▼▼▼

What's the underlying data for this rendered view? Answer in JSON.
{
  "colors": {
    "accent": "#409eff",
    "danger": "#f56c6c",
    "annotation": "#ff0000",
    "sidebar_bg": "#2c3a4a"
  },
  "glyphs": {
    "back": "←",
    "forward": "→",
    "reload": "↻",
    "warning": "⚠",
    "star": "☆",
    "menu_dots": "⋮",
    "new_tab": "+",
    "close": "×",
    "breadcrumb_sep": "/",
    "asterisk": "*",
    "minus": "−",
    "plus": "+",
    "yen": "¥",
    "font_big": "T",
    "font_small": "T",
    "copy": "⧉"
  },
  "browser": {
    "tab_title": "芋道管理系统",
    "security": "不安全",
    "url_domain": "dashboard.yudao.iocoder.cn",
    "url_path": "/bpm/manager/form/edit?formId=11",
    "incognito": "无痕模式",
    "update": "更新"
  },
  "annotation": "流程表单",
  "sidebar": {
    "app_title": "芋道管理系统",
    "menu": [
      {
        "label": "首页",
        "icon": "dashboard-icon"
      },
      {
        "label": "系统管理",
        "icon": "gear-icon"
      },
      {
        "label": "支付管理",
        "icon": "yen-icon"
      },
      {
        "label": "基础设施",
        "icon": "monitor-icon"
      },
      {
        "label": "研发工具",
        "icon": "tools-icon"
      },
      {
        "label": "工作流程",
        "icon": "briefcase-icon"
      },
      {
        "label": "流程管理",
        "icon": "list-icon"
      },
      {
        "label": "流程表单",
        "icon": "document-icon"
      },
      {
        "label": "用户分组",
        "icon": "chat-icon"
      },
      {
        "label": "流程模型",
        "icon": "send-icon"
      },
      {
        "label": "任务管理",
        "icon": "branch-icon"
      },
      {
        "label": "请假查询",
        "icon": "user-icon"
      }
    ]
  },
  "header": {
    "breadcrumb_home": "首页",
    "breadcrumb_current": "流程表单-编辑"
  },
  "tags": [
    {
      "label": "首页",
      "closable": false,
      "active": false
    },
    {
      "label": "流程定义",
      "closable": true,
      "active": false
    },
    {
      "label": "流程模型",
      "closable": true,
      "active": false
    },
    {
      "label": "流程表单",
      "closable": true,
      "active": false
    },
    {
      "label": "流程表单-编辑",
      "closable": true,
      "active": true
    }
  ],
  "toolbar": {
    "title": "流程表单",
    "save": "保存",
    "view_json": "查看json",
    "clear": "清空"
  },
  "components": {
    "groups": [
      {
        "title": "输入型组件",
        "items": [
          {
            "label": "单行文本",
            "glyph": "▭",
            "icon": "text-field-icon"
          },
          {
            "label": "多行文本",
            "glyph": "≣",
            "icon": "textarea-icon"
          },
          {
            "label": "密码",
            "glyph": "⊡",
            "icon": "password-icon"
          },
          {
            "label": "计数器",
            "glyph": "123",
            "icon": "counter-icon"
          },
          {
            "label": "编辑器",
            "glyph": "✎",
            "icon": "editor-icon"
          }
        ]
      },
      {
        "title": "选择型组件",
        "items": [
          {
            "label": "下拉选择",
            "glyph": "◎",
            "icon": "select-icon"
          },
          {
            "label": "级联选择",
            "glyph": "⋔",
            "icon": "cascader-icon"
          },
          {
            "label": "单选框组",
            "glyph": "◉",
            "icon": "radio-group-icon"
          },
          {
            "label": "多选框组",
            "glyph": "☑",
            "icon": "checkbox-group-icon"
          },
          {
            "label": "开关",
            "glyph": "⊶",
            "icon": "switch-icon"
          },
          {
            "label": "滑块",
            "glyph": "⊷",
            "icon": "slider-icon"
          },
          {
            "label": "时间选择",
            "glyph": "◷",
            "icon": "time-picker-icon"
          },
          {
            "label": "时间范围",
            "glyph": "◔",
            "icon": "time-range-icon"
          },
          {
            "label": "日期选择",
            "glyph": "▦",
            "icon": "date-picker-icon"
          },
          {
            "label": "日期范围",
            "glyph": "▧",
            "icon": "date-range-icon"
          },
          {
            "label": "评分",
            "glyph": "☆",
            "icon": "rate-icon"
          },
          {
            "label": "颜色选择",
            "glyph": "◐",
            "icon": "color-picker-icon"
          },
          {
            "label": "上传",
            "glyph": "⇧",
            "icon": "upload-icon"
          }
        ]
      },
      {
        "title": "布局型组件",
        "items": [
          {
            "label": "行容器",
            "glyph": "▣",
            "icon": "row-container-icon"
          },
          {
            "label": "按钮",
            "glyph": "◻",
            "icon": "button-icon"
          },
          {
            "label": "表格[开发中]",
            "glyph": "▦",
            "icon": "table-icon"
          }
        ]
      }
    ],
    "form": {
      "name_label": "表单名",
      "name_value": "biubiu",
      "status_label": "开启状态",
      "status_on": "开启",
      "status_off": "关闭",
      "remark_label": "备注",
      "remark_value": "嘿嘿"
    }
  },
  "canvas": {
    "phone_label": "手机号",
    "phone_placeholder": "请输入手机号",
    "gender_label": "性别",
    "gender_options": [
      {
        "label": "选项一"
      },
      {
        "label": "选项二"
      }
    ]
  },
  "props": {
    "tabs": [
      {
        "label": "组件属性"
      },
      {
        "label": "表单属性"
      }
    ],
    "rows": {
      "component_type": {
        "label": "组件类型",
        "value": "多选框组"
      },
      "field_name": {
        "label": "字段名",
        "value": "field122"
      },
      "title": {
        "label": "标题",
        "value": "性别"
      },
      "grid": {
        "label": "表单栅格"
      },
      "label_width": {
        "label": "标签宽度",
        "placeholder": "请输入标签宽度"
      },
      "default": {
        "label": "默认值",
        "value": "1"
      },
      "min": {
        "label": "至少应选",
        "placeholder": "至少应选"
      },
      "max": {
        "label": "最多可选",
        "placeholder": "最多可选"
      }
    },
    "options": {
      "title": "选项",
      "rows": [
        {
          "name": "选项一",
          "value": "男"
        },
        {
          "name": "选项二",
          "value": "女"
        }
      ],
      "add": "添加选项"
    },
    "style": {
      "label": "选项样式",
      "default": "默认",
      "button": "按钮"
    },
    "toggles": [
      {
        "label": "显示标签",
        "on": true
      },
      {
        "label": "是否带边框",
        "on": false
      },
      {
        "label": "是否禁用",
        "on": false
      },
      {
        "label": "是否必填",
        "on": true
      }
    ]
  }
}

▲▲▲

#### TASK REQUIREMENTS:
Show each line in the entries that holds the string "range".

#### RESULT OF THIS EXERCISE:
            "icon": "time-range-icon"
            "icon": "date-range-icon"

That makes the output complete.